_GIVEN INSTRUCTION:_ Each record is to be transcribed exactly.

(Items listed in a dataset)

§ §

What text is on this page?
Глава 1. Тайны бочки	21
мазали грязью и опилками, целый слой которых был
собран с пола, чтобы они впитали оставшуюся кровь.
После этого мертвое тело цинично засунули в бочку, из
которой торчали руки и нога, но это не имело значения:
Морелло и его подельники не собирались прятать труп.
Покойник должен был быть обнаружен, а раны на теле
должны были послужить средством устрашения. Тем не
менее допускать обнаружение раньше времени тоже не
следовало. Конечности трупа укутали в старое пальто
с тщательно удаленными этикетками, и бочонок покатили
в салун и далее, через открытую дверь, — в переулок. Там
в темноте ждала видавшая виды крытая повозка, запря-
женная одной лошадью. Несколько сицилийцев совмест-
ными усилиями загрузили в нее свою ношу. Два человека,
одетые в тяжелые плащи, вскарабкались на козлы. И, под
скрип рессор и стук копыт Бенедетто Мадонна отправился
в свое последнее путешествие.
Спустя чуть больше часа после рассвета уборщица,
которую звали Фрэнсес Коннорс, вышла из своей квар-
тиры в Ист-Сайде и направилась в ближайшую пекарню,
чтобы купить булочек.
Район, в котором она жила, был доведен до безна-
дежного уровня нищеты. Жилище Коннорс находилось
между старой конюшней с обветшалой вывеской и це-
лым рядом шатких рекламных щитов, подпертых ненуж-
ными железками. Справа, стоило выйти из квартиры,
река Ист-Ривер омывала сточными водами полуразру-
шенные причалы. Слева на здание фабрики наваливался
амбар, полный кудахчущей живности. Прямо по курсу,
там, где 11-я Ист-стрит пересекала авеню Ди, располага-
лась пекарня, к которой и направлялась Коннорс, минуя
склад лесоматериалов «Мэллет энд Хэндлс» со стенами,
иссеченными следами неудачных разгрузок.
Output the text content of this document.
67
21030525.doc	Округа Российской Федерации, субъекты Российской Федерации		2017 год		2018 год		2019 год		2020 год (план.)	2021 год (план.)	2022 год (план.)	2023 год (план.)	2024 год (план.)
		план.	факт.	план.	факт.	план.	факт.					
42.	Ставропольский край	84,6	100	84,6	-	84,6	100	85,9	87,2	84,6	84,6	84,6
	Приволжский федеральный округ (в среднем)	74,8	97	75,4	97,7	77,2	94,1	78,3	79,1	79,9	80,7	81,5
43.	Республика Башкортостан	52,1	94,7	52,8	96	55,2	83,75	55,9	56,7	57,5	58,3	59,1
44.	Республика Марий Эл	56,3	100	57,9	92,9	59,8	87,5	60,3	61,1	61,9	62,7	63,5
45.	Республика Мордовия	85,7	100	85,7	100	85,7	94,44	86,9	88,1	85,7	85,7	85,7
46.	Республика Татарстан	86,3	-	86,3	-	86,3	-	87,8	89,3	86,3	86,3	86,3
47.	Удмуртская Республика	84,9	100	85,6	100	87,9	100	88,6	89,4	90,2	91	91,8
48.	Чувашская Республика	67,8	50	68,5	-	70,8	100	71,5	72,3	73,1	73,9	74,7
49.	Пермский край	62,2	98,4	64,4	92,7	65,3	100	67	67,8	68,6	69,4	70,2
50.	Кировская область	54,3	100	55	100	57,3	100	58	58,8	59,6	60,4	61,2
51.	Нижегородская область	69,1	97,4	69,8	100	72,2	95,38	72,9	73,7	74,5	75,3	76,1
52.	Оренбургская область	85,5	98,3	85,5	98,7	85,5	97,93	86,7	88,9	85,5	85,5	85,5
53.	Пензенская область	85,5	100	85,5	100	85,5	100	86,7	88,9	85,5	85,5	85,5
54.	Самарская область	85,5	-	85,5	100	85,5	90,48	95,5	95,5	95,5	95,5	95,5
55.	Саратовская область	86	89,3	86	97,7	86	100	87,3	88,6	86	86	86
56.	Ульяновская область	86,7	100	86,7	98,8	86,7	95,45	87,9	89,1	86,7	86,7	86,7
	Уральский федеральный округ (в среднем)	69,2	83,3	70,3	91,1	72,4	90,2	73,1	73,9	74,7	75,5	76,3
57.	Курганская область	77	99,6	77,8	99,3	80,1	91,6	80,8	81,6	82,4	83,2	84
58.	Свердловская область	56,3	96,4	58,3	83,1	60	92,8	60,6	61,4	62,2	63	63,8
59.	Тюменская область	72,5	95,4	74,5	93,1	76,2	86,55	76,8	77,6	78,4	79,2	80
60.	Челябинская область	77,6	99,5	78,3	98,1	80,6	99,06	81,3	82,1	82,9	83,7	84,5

§ §

_RESULT FOR THIS TASK:_
What text is on this page?
Глава 1. Тайны бочки	21
мазали грязью и опилками, целый слой которых был
собран с пола, чтобы они впитали оставшуюся кровь.
После этого мертвое тело цинично засунули в бочку, из
которой торчали руки и нога, но это не имело значения:
Морелло и его подельники не собирались прятать труп.
Покойник должен был быть обнаружен, а раны на теле
должны были послужить средством устрашения. Тем не
менее допускать обнаружение раньше времени тоже не
следовало. Конечности трупа укутали в старое пальто
с тщательно удаленными этикетками, и бочонок покатили
в салун и далее, через открытую дверь, — в переулок. Там
в темноте ждала видавшая виды крытая повозка, запря-
женная одной лошадью. Несколько сицилийцев совмест-
ными усилиями загрузили в нее свою ношу. Два человека,
одетые в тяжелые плащи, вскарабкались на козлы. И, под
скрип рессор и стук копыт Бенедетто Мадонна отправился
в свое последнее путешествие.
Спустя чуть больше часа после рассвета уборщица,
которую звали Фрэнсес Коннорс, вышла из своей квар-
тиры в Ист-Сайде и направилась в ближайшую пекарню,
чтобы купить булочек.
Район, в котором она жила, был доведен до безна-
дежного уровня нищеты. Жилище Коннорс находилось
между старой конюшней с обветшалой вывеской и це-
лым рядом шатких рекламных щитов, подпертых ненуж-
ными железками. Справа, стоило выйти из квартиры,
река Ист-Ривер омывала сточными водами полуразру-
шенные причалы. Слева на здание фабрики наваливался
амбар, полный кудахчущей живности. Прямо по курсу,
там, где 11-я Ист-стрит пересекала авеню Ди, располага-
лась пекарня, к которой и направлялась Коннорс, минуя
склад лесоматериалов «Мэллет энд Хэндлс» со стенами,
иссеченными следами неудачных разгрузок.
Output the text content of this document.
67
21030525.doc	Округа Российской Федерации, субъекты Российской Федерации		2017 год		2018 год		2019 год		2020 год (план.)	2021 год (план.)	2022 год (план.)	2023 год (план.)	2024 год (план.)
		план.	факт.	план.	факт.	план.	факт.					
42.	Ставропольский край	84,6	100	84,6	-	84,6	100	85,9	87,2	84,6	84,6	84,6
	Приволжский федеральный округ (в среднем)	74,8	97	75,4	97,7	77,2	94,1	78,3	79,1	79,9	80,7	81,5
43.	Республика Башкортостан	52,1	94,7	52,8	96	55,2	83,75	55,9	56,7	57,5	58,3	59,1
44.	Республика Марий Эл	56,3	100	57,9	92,9	59,8	87,5	60,3	61,1	61,9	62,7	63,5
45.	Республика Мордовия	85,7	100	85,7	100	85,7	94,44	86,9	88,1	85,7	85,7	85,7
46.	Республика Татарстан	86,3	-	86,3	-	86,3	-	87,8	89,3	86,3	86,3	86,3
47.	Удмуртская Республика	84,9	100	85,6	100	87,9	100	88,6	89,4	90,2	91	91,8
48.	Чувашская Республика	67,8	50	68,5	-	70,8	100	71,5	72,3	73,1	73,9	74,7
49.	Пермский край	62,2	98,4	64,4	92,7	65,3	100	67	67,8	68,6	69,4	70,2
50.	Кировская область	54,3	100	55	100	57,3	100	58	58,8	59,6	60,4	61,2
51.	Нижегородская область	69,1	97,4	69,8	100	72,2	95,38	72,9	73,7	74,5	75,3	76,1
52.	Оренбургская область	85,5	98,3	85,5	98,7	85,5	97,93	86,7	88,9	85,5	85,5	85,5
53.	Пензенская область	85,5	100	85,5	100	85,5	100	86,7	88,9	85,5	85,5	85,5
54.	Самарская область	85,5	-	85,5	100	85,5	90,48	95,5	95,5	95,5	95,5	95,5
55.	Саратовская область	86	89,3	86	97,7	86	100	87,3	88,6	86	86	86
56.	Ульяновская область	86,7	100	86,7	98,8	86,7	95,45	87,9	89,1	86,7	86,7	86,7
	Уральский федеральный округ (в среднем)	69,2	83,3	70,3	91,1	72,4	90,2	73,1	73,9	74,7	75,5	76,3
57.	Курганская область	77	99,6	77,8	99,3	80,1	91,6	80,8	81,6	82,4	83,2	84
58.	Свердловская область	56,3	96,4	58,3	83,1	60	92,8	60,6	61,4	62,2	63	63,8
59.	Тюменская область	72,5	95,4	74,5	93,1	76,2	86,55	76,8	77,6	78,4	79,2	80
60.	Челябинская область	77,6	99,5	78,3	98,1	80,6	99,06	81,3	82,1	82,9	83,7	84,5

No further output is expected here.